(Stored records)
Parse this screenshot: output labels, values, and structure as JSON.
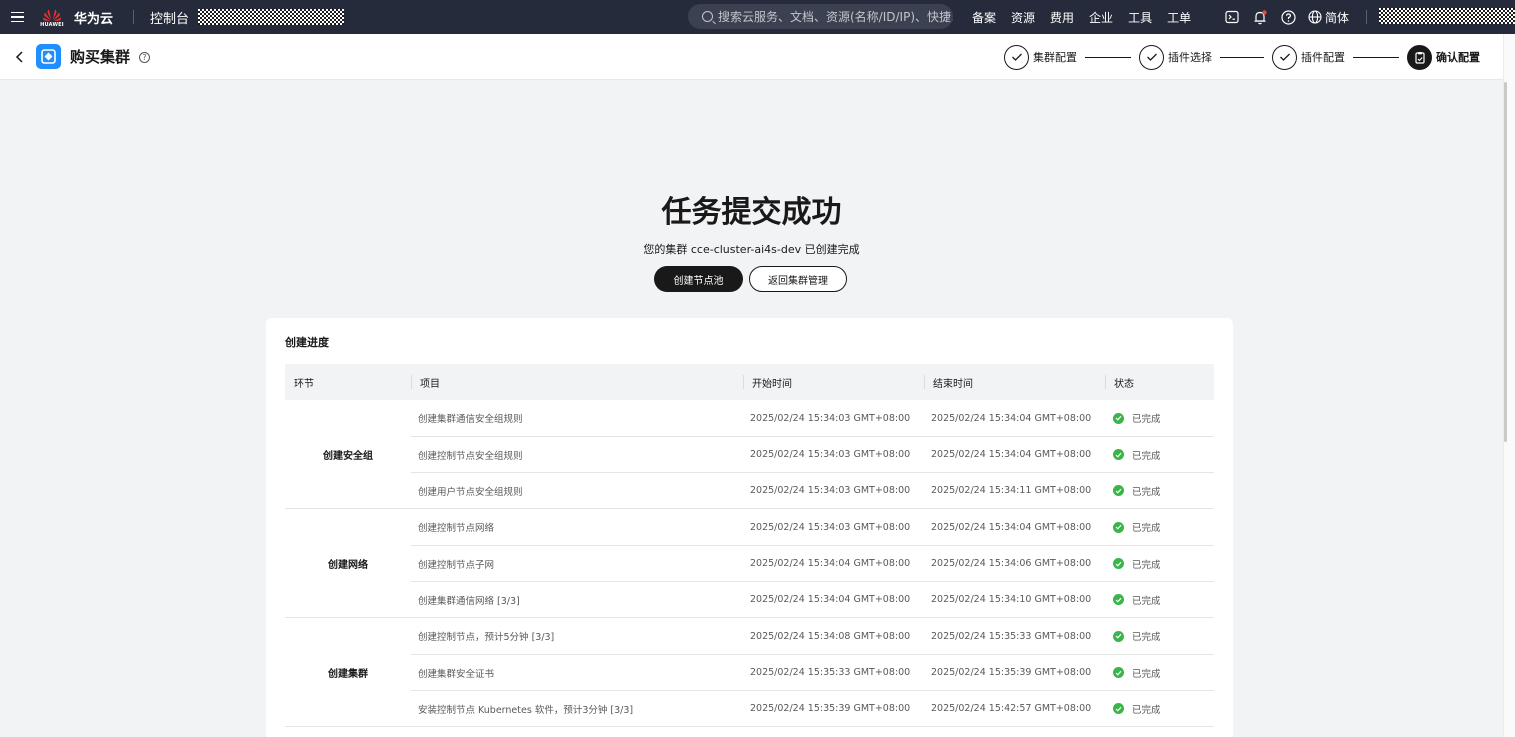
{
  "topnav": {
    "brand_logo_text": "HUAWEI",
    "brand": "华为云",
    "console": "控制台",
    "search_placeholder": "搜索云服务、文档、资源(名称/ID/IP)、快捷...",
    "links": [
      "备案",
      "资源",
      "费用",
      "企业",
      "工具",
      "工单"
    ],
    "lang": "简体",
    "icons": [
      "terminal-icon",
      "bell-icon",
      "help-icon",
      "globe-icon"
    ],
    "notification_dot_color": "#e84a3c"
  },
  "header": {
    "title": "购买集群",
    "steps": [
      {
        "label": "集群配置",
        "state": "done"
      },
      {
        "label": "插件选择",
        "state": "done"
      },
      {
        "label": "插件配置",
        "state": "done"
      },
      {
        "label": "确认配置",
        "state": "active"
      }
    ]
  },
  "result": {
    "title": "任务提交成功",
    "subtitle": "您的集群 cce-cluster-ai4s-dev 已创建完成",
    "primary_button": "创建节点池",
    "secondary_button": "返回集群管理"
  },
  "progress": {
    "title": "创建进度",
    "columns": {
      "stage": "环节",
      "item": "项目",
      "start": "开始时间",
      "end": "结束时间",
      "status": "状态"
    },
    "status_color": "#39b54a",
    "groups": [
      {
        "stage": "创建安全组",
        "rows": [
          {
            "item": "创建集群通信安全组规则",
            "start": "2025/02/24 15:34:03 GMT+08:00",
            "end": "2025/02/24 15:34:04 GMT+08:00",
            "status": "已完成"
          },
          {
            "item": "创建控制节点安全组规则",
            "start": "2025/02/24 15:34:03 GMT+08:00",
            "end": "2025/02/24 15:34:04 GMT+08:00",
            "status": "已完成"
          },
          {
            "item": "创建用户节点安全组规则",
            "start": "2025/02/24 15:34:03 GMT+08:00",
            "end": "2025/02/24 15:34:11 GMT+08:00",
            "status": "已完成"
          }
        ]
      },
      {
        "stage": "创建网络",
        "rows": [
          {
            "item": "创建控制节点网络",
            "start": "2025/02/24 15:34:03 GMT+08:00",
            "end": "2025/02/24 15:34:04 GMT+08:00",
            "status": "已完成"
          },
          {
            "item": "创建控制节点子网",
            "start": "2025/02/24 15:34:04 GMT+08:00",
            "end": "2025/02/24 15:34:06 GMT+08:00",
            "status": "已完成"
          },
          {
            "item": "创建集群通信网络 [3/3]",
            "start": "2025/02/24 15:34:04 GMT+08:00",
            "end": "2025/02/24 15:34:10 GMT+08:00",
            "status": "已完成"
          }
        ]
      },
      {
        "stage": "创建集群",
        "rows": [
          {
            "item": "创建控制节点，预计5分钟 [3/3]",
            "start": "2025/02/24 15:34:08 GMT+08:00",
            "end": "2025/02/24 15:35:33 GMT+08:00",
            "status": "已完成"
          },
          {
            "item": "创建集群安全证书",
            "start": "2025/02/24 15:35:33 GMT+08:00",
            "end": "2025/02/24 15:35:39 GMT+08:00",
            "status": "已完成"
          },
          {
            "item": "安装控制节点 Kubernetes 软件，预计3分钟 [3/3]",
            "start": "2025/02/24 15:35:39 GMT+08:00",
            "end": "2025/02/24 15:42:57 GMT+08:00",
            "status": "已完成"
          }
        ]
      }
    ]
  }
}
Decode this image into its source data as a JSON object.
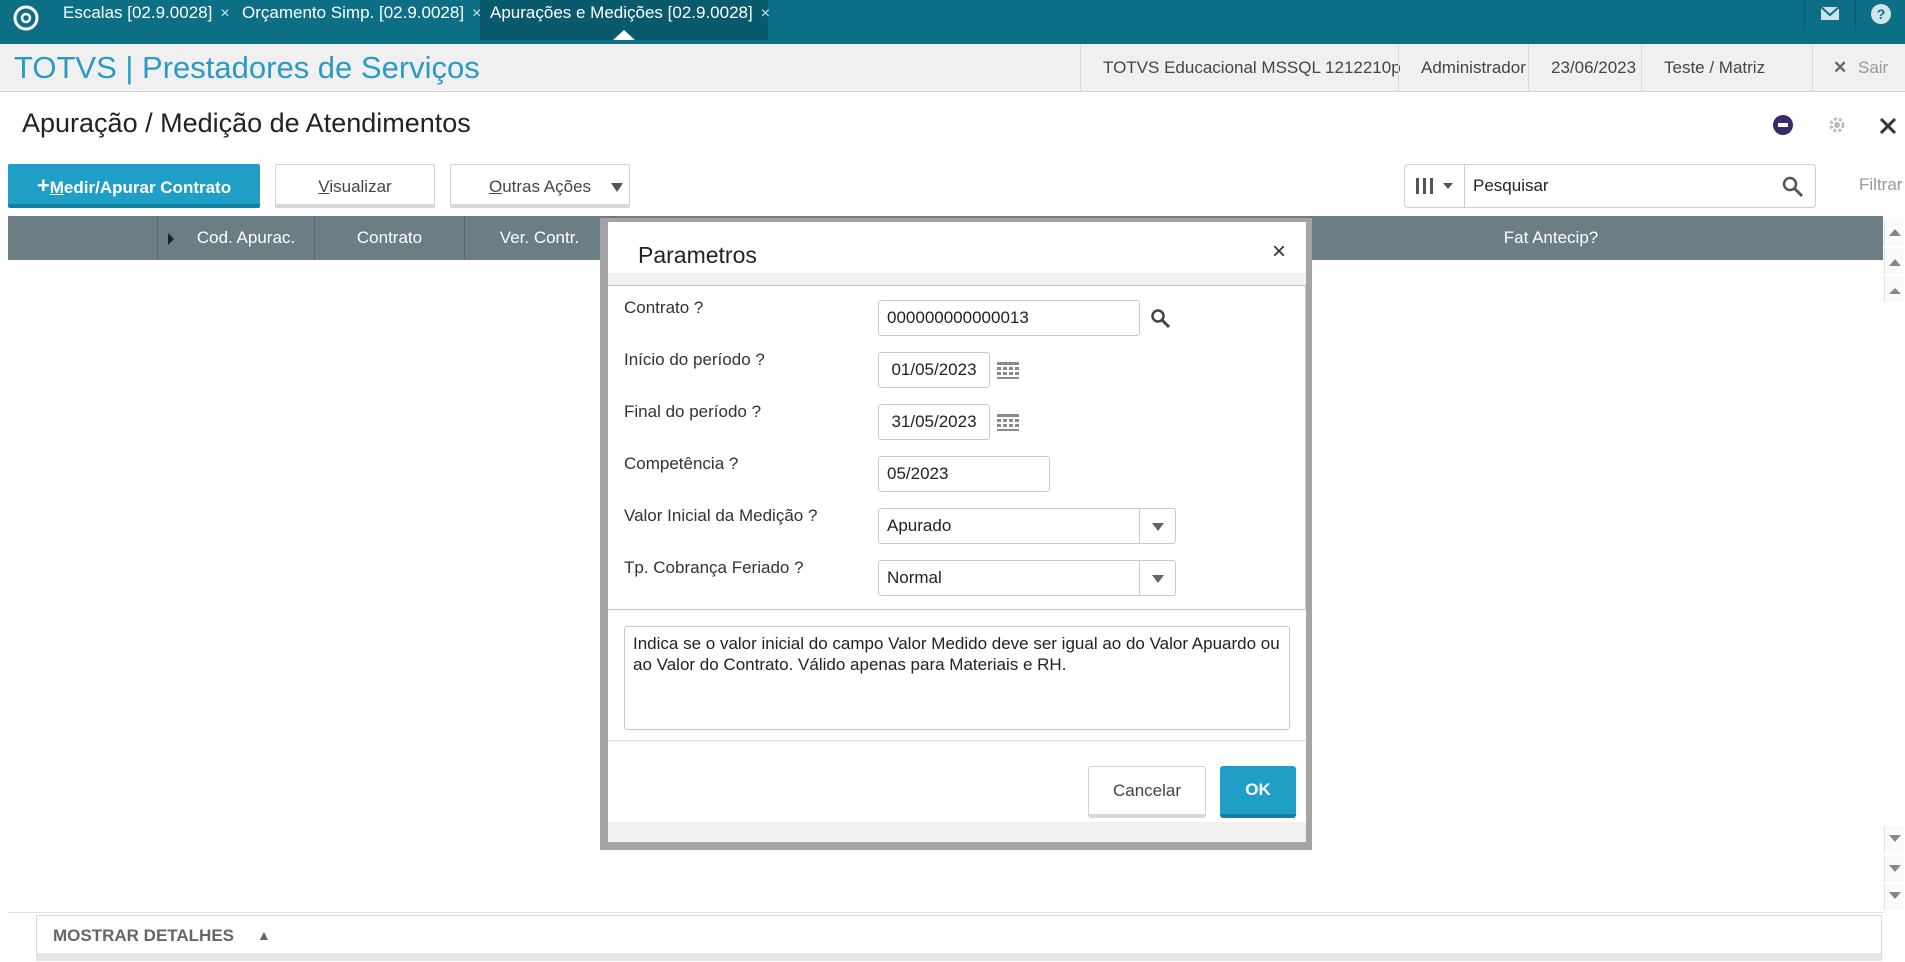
{
  "tabs": [
    {
      "label": "Escalas [02.9.0028]",
      "close": "×"
    },
    {
      "label": "Orçamento Simp. [02.9.0028]",
      "close": "×"
    },
    {
      "label": "Apurações e Medições [02.9.0028]",
      "close": "×",
      "active": true
    }
  ],
  "header": {
    "app_title": "TOTVS | Prestadores de Serviços",
    "environment": "TOTVS Educacional MSSQL 1212210p",
    "user": "Administrador",
    "date": "23/06/2023",
    "branch": "Teste / Matriz",
    "logout_label": "Sair"
  },
  "page": {
    "title": "Apuração / Medição de Atendimentos"
  },
  "toolbar": {
    "primary_plus": "+",
    "primary_label_first": "M",
    "primary_label_rest": "edir/Apurar Contrato",
    "view_first": "V",
    "view_rest": "isualizar",
    "other_first": "O",
    "other_rest": "utras Ações",
    "search_value": "Pesquisar",
    "filter_label": "Filtrar"
  },
  "grid": {
    "columns": [
      "Cod. Apurac.",
      "Contrato",
      "Ver. Contr.",
      "Fat Antecip?"
    ]
  },
  "details": {
    "label": "MOSTRAR DETALHES",
    "arrow": "▲"
  },
  "dialog": {
    "title": "Parametros",
    "close": "×",
    "fields": {
      "contrato_label": "Contrato ?",
      "contrato_value": "000000000000013",
      "inicio_label": "Início do período ?",
      "inicio_value": "01/05/2023",
      "final_label": "Final do período ?",
      "final_value": "31/05/2023",
      "competencia_label": "Competência ?",
      "competencia_value": "05/2023",
      "valor_label": "Valor Inicial da Medição ?",
      "valor_value": "Apurado",
      "cobranca_label": "Tp. Cobrança Feriado ?",
      "cobranca_value": "Normal"
    },
    "help_text": "Indica se o valor inicial do campo Valor Medido deve ser igual ao do Valor Apuardo ou ao Valor do Contrato. Válido apenas para Materiais e RH.",
    "cancel_label": "Cancelar",
    "ok_label": "OK"
  },
  "colors": {
    "topbar": "#0d6f86",
    "accent": "#1f9ec6",
    "grid_header": "#6b7e85"
  }
}
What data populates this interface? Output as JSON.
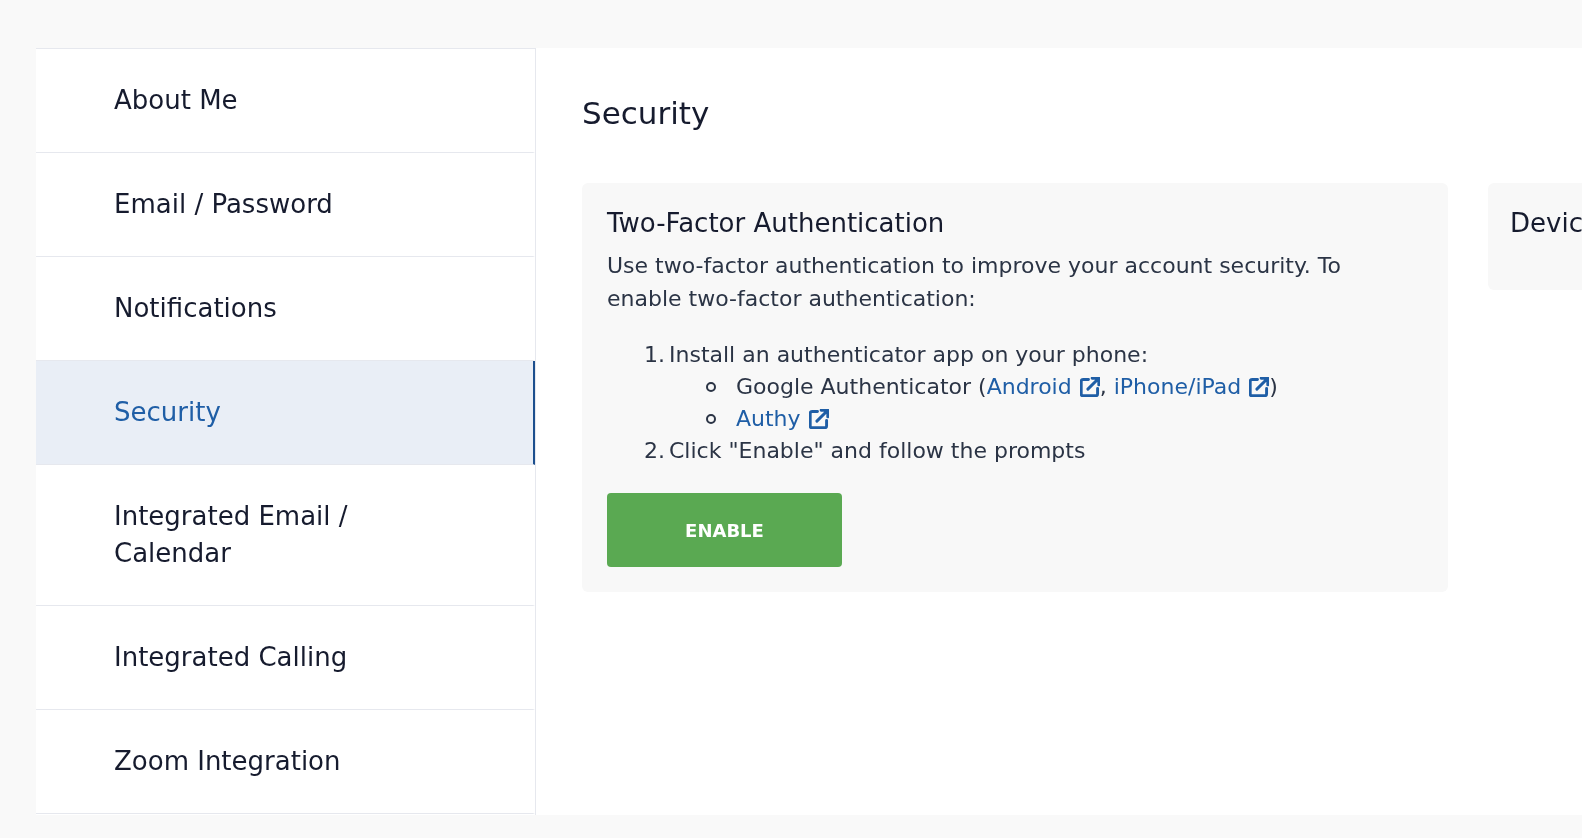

Written task: Set every line down exactly as written, leaving each picture out.

Correct answer:
Parse this screenshot: output labels, values, and structure as JSON.
{
  "topnav": {
    "brand_logo_text": "HUAWEI",
    "brand": "华为云",
    "console": "控制台",
    "search_placeholder": "搜索云服务、文档、资源(名称/ID/IP)、快捷...",
    "links": [
      "备案",
      "资源",
      "费用",
      "企业",
      "工具",
      "工单"
    ],
    "lang": "简体",
    "icons": [
      "terminal-icon",
      "bell-icon",
      "help-icon",
      "globe-icon"
    ],
    "notification_dot_color": "#e84a3c"
  },
  "header": {
    "title": "购买集群",
    "steps": [
      {
        "label": "集群配置",
        "state": "done"
      },
      {
        "label": "插件选择",
        "state": "done"
      },
      {
        "label": "插件配置",
        "state": "done"
      },
      {
        "label": "确认配置",
        "state": "active"
      }
    ]
  },
  "result": {
    "title": "任务提交成功",
    "subtitle": "您的集群 cce-cluster-ai4s-dev 已创建完成",
    "primary_button": "创建节点池",
    "secondary_button": "返回集群管理"
  },
  "progress": {
    "title": "创建进度",
    "columns": {
      "stage": "环节",
      "item": "项目",
      "start": "开始时间",
      "end": "结束时间",
      "status": "状态"
    },
    "status_color": "#39b54a",
    "groups": [
      {
        "stage": "创建安全组",
        "rows": [
          {
            "item": "创建集群通信安全组规则",
            "start": "2025/02/24 15:34:03 GMT+08:00",
            "end": "2025/02/24 15:34:04 GMT+08:00",
            "status": "已完成"
          },
          {
            "item": "创建控制节点安全组规则",
            "start": "2025/02/24 15:34:03 GMT+08:00",
            "end": "2025/02/24 15:34:04 GMT+08:00",
            "status": "已完成"
          },
          {
            "item": "创建用户节点安全组规则",
            "start": "2025/02/24 15:34:03 GMT+08:00",
            "end": "2025/02/24 15:34:11 GMT+08:00",
            "status": "已完成"
          }
        ]
      },
      {
        "stage": "创建网络",
        "rows": [
          {
            "item": "创建控制节点网络",
            "start": "2025/02/24 15:34:03 GMT+08:00",
            "end": "2025/02/24 15:34:04 GMT+08:00",
            "status": "已完成"
          },
          {
            "item": "创建控制节点子网",
            "start": "2025/02/24 15:34:04 GMT+08:00",
            "end": "2025/02/24 15:34:06 GMT+08:00",
            "status": "已完成"
          },
          {
            "item": "创建集群通信网络 [3/3]",
            "start": "2025/02/24 15:34:04 GMT+08:00",
            "end": "2025/02/24 15:34:10 GMT+08:00",
            "status": "已完成"
          }
        ]
      },
      {
        "stage": "创建集群",
        "rows": [
          {
            "item": "创建控制节点，预计5分钟 [3/3]",
            "start": "2025/02/24 15:34:08 GMT+08:00",
            "end": "2025/02/24 15:35:33 GMT+08:00",
            "status": "已完成"
          },
          {
            "item": "创建集群安全证书",
            "start": "2025/02/24 15:35:33 GMT+08:00",
            "end": "2025/02/24 15:35:39 GMT+08:00",
            "status": "已完成"
          },
          {
            "item": "安装控制节点 Kubernetes 软件，预计3分钟 [3/3]",
            "start": "2025/02/24 15:35:39 GMT+08:00",
            "end": "2025/02/24 15:42:57 GMT+08:00",
            "status": "已完成"
          }
        ]
      }
    ]
  }
}
Decode this image into its source data as a JSON object.
{
  "tabs": [
    {
      "label": "Escalas [02.9.0028]",
      "close": "×"
    },
    {
      "label": "Orçamento Simp. [02.9.0028]",
      "close": "×"
    },
    {
      "label": "Apurações e Medições [02.9.0028]",
      "close": "×",
      "active": true
    }
  ],
  "header": {
    "app_title": "TOTVS | Prestadores de Serviços",
    "environment": "TOTVS Educacional MSSQL 1212210p",
    "user": "Administrador",
    "date": "23/06/2023",
    "branch": "Teste / Matriz",
    "logout_label": "Sair"
  },
  "page": {
    "title": "Apuração / Medição de Atendimentos"
  },
  "toolbar": {
    "primary_plus": "+",
    "primary_label_first": "M",
    "primary_label_rest": "edir/Apurar Contrato",
    "view_first": "V",
    "view_rest": "isualizar",
    "other_first": "O",
    "other_rest": "utras Ações",
    "search_value": "Pesquisar",
    "filter_label": "Filtrar"
  },
  "grid": {
    "columns": [
      "Cod. Apurac.",
      "Contrato",
      "Ver. Contr.",
      "Fat Antecip?"
    ]
  },
  "details": {
    "label": "MOSTRAR DETALHES",
    "arrow": "▲"
  },
  "dialog": {
    "title": "Parametros",
    "close": "×",
    "fields": {
      "contrato_label": "Contrato ?",
      "contrato_value": "000000000000013",
      "inicio_label": "Início do período ?",
      "inicio_value": "01/05/2023",
      "final_label": "Final do período ?",
      "final_value": "31/05/2023",
      "competencia_label": "Competência ?",
      "competencia_value": "05/2023",
      "valor_label": "Valor Inicial da Medição ?",
      "valor_value": "Apurado",
      "cobranca_label": "Tp. Cobrança Feriado ?",
      "cobranca_value": "Normal"
    },
    "help_text": "Indica se o valor inicial do campo Valor Medido deve ser igual ao do Valor Apuardo ou ao Valor do Contrato. Válido apenas para Materiais e RH.",
    "cancel_label": "Cancelar",
    "ok_label": "OK"
  },
  "colors": {
    "topbar": "#0d6f86",
    "accent": "#1f9ec6",
    "grid_header": "#6b7e85"
  }
}
What data populates this interface? Output as JSON.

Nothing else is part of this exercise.